## Exercise inputs
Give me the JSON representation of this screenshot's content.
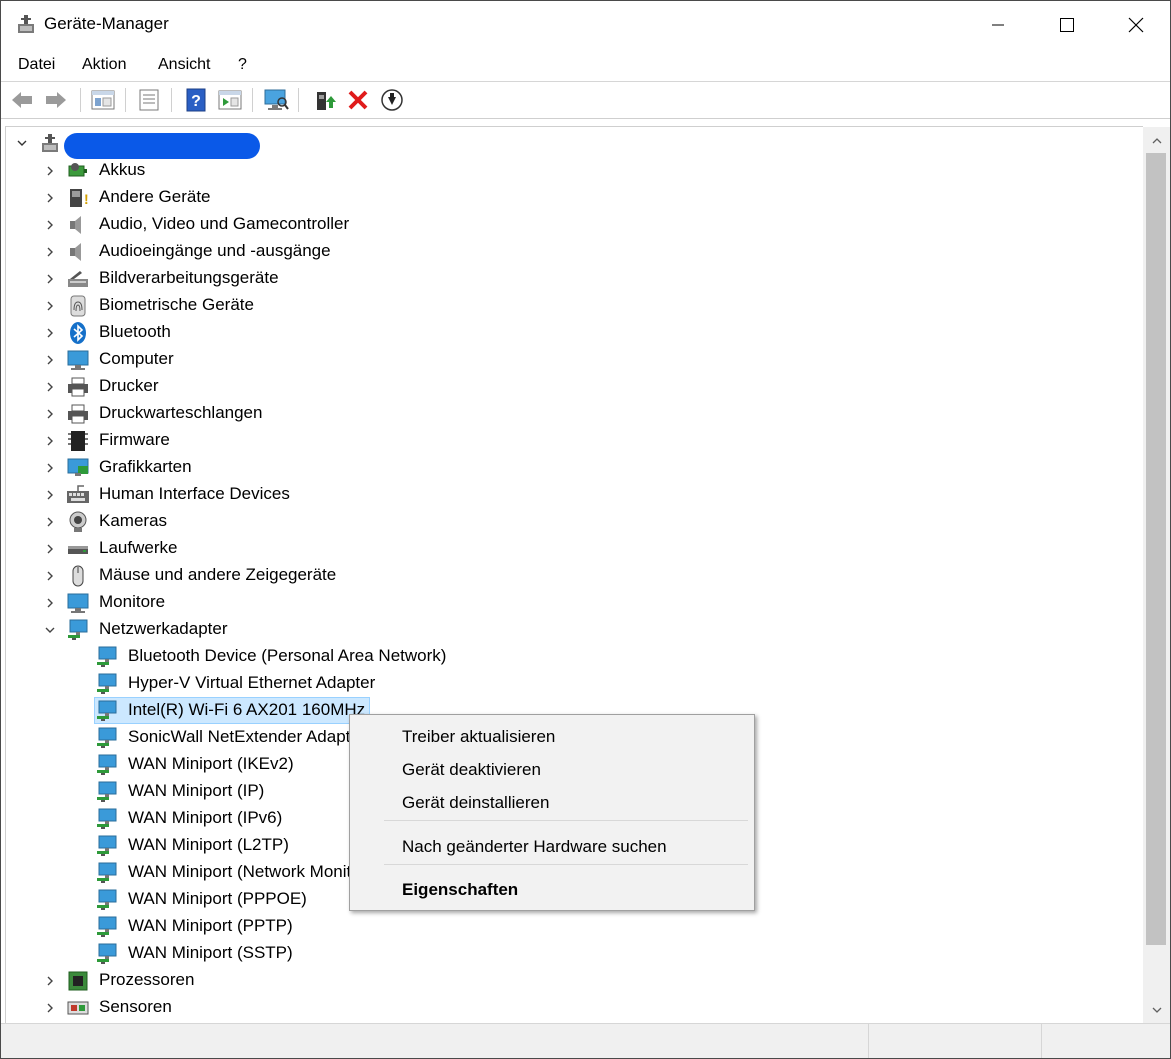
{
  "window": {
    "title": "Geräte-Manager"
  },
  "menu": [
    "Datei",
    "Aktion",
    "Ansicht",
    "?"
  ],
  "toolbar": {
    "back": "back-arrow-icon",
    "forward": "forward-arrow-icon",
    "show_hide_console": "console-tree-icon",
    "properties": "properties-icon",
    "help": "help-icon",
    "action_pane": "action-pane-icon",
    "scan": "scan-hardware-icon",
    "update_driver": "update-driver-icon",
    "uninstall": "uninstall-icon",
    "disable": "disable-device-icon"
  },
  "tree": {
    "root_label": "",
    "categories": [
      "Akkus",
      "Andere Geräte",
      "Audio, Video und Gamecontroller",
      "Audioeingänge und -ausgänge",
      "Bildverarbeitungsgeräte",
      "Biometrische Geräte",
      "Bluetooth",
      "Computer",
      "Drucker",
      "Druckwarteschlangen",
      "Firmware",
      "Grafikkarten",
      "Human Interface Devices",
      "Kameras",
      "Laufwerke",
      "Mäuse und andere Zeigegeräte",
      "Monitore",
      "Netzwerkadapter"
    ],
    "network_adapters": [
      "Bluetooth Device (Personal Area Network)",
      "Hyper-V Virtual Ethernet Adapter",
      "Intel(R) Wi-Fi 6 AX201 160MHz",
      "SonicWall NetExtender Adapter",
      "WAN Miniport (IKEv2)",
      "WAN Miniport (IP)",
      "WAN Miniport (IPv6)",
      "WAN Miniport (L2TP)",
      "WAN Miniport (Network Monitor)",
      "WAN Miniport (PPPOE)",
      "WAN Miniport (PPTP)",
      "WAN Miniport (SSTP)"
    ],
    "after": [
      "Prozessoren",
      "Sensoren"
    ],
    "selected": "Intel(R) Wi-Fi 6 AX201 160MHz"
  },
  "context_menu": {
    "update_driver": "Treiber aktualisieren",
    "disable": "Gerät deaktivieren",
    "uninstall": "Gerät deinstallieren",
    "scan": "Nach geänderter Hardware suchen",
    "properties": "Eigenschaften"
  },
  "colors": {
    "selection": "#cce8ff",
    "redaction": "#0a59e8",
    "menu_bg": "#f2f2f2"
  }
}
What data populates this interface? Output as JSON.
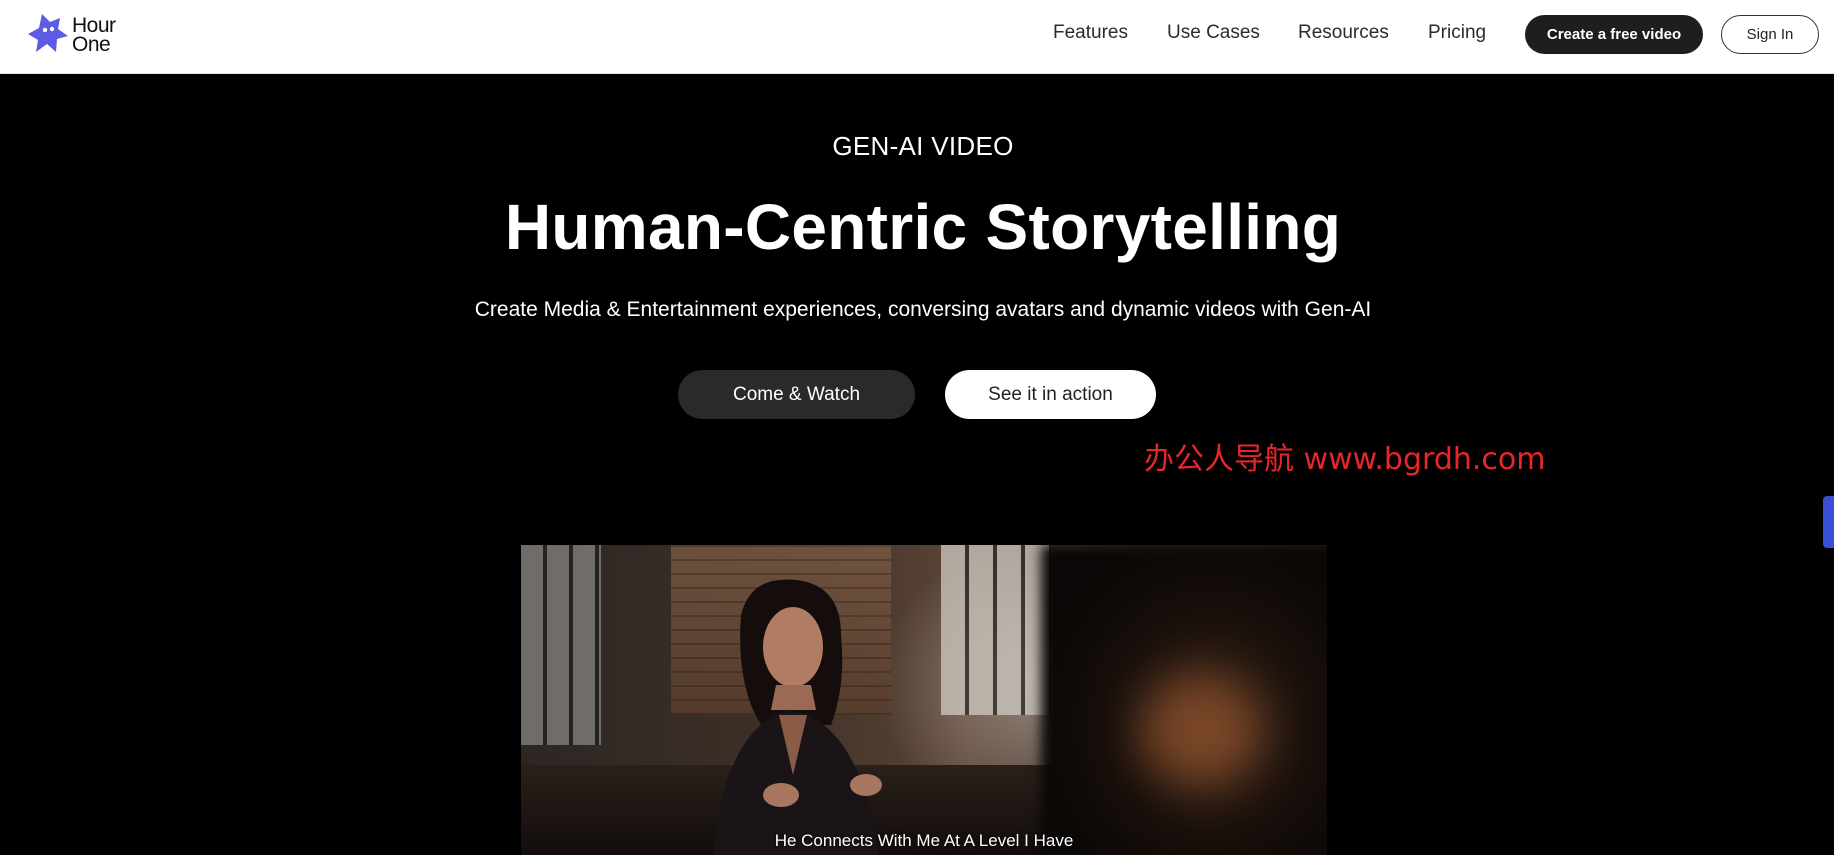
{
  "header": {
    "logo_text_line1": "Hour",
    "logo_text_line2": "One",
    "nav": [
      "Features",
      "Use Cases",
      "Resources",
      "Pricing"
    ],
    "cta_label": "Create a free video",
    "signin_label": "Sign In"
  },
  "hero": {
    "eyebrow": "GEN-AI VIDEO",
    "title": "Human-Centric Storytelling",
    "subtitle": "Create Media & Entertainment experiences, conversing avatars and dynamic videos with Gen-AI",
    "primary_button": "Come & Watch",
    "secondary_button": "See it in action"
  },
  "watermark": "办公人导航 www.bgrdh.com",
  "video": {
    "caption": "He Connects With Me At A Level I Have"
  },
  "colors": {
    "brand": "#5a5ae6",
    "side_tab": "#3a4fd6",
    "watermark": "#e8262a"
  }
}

## What you will do
Search the data above for the string "scan" and return every line that has it.

## Solved exercise
    "scan": "scan-hardware-icon",
    "scan": "Nach geänderter Hardware suchen",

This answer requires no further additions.